• [Requirement A]:
According to the market report, by how many points did the Dow Jones Industrial Average fall?
• [Requirement B]:
Swap "rose" for "climbed" and restate the stretch of the market report from "SPX, -0.01%" through "driving the market?".
• [Requirement C]:
Name every stock index whose performance the market report gives.

• [Passage shown]:
※ ※ ※

How are major indexes faring?

The Dow Jones Industrial Average

DJIA, -0.26%

 fell 58 points, 0.2%, to 25,048, while the S&P 500

SPX, -0.01%

 was off less than a point to 2,707 after trading mostly higher earlier. The Nasdaq Composite Index

COMP, +0.06%

 rose 4 points to 7,302.

Need to Know: Weak hands may be signaling a ‘major market decline,’ fund manager warns

What’s driving the market?

The latest round of trade negotiations between the U.S. and China will begin Monday with working-level talks while Treasury Secretary Steven Mnuchin and U.S. Trade Representative Robert Lighthizer are due to arrive Thursday for more high-level discussions.

Even if tariffs on Chinese goods remain at 10% beyond next month’s deadline, as some media reports have suggested, the lingering uncertainty around a trade resolution would only highlight that a 12-month long negotiation between the world’s largest economies has failed to yield any tangible results.

That could further unsettle investors and U.S. corporations alike who are looking at a 12:01 a.m. Eastern Time March 2 deadline for an agreement to be struck between the two countries.

Investors are also preparing for another potential government closure after talks broke down between the main parties over whether to limit the number of migrants authorities can detain. The White House hasn’t ruled out another shutdown if a border security compromise can’t be reached by midnight Friday.

※ ※ ※

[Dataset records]
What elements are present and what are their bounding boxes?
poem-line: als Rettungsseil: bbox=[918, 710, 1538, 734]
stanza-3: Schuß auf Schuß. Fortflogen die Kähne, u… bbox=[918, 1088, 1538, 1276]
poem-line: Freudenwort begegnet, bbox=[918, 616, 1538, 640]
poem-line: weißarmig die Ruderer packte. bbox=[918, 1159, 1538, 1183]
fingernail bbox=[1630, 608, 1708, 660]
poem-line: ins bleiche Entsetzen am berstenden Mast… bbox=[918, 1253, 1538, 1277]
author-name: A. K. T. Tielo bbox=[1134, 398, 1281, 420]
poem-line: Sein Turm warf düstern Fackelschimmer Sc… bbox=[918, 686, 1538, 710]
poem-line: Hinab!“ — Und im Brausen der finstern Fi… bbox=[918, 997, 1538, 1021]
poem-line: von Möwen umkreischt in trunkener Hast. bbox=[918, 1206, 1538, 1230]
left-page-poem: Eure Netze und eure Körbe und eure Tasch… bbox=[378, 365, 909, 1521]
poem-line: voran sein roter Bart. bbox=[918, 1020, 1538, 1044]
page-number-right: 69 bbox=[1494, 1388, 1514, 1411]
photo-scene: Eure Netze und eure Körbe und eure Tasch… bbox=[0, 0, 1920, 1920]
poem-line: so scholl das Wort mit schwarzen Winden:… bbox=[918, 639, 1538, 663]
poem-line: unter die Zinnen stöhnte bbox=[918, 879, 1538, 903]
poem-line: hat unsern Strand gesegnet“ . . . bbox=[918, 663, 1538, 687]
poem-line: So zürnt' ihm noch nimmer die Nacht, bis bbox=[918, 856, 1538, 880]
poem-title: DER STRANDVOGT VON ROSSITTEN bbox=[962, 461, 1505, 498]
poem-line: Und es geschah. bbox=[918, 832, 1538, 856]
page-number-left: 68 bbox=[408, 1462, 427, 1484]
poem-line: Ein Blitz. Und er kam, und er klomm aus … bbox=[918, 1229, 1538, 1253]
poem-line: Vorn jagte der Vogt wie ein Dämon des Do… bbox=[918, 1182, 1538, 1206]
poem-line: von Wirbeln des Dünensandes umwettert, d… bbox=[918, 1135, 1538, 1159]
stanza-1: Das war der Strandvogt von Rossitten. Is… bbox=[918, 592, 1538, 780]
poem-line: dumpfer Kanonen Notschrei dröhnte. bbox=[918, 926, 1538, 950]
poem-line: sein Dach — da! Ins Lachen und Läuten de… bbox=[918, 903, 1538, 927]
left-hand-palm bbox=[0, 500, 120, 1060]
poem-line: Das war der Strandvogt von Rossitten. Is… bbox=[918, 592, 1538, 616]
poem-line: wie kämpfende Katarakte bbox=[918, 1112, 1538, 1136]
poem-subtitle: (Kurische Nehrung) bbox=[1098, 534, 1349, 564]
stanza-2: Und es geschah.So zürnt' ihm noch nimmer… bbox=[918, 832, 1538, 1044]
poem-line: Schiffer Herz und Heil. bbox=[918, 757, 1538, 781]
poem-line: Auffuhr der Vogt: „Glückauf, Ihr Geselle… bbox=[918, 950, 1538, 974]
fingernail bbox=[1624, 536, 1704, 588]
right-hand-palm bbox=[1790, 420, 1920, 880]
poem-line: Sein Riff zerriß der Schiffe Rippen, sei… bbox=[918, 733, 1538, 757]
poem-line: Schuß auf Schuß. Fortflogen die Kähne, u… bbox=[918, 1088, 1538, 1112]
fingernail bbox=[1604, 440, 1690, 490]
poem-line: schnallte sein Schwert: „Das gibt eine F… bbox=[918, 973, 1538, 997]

※ ※ ※

• [Correct response A]:
58 points

• [Correct response B]:
SPX, -0.01%

 was off less than a point to 2,707 after trading mostly higher earlier. The Nasdaq Composite Index

COMP, +0.06%

 climbed 4 points to 7,302.

Need to Know: Weak hands may be signaling a ‘major market decline,’ fund manager warns

What’s driving the market?

• [Correct response C]:
Dow Jones Industrial Average, S&P 500, Nasdaq Composite Index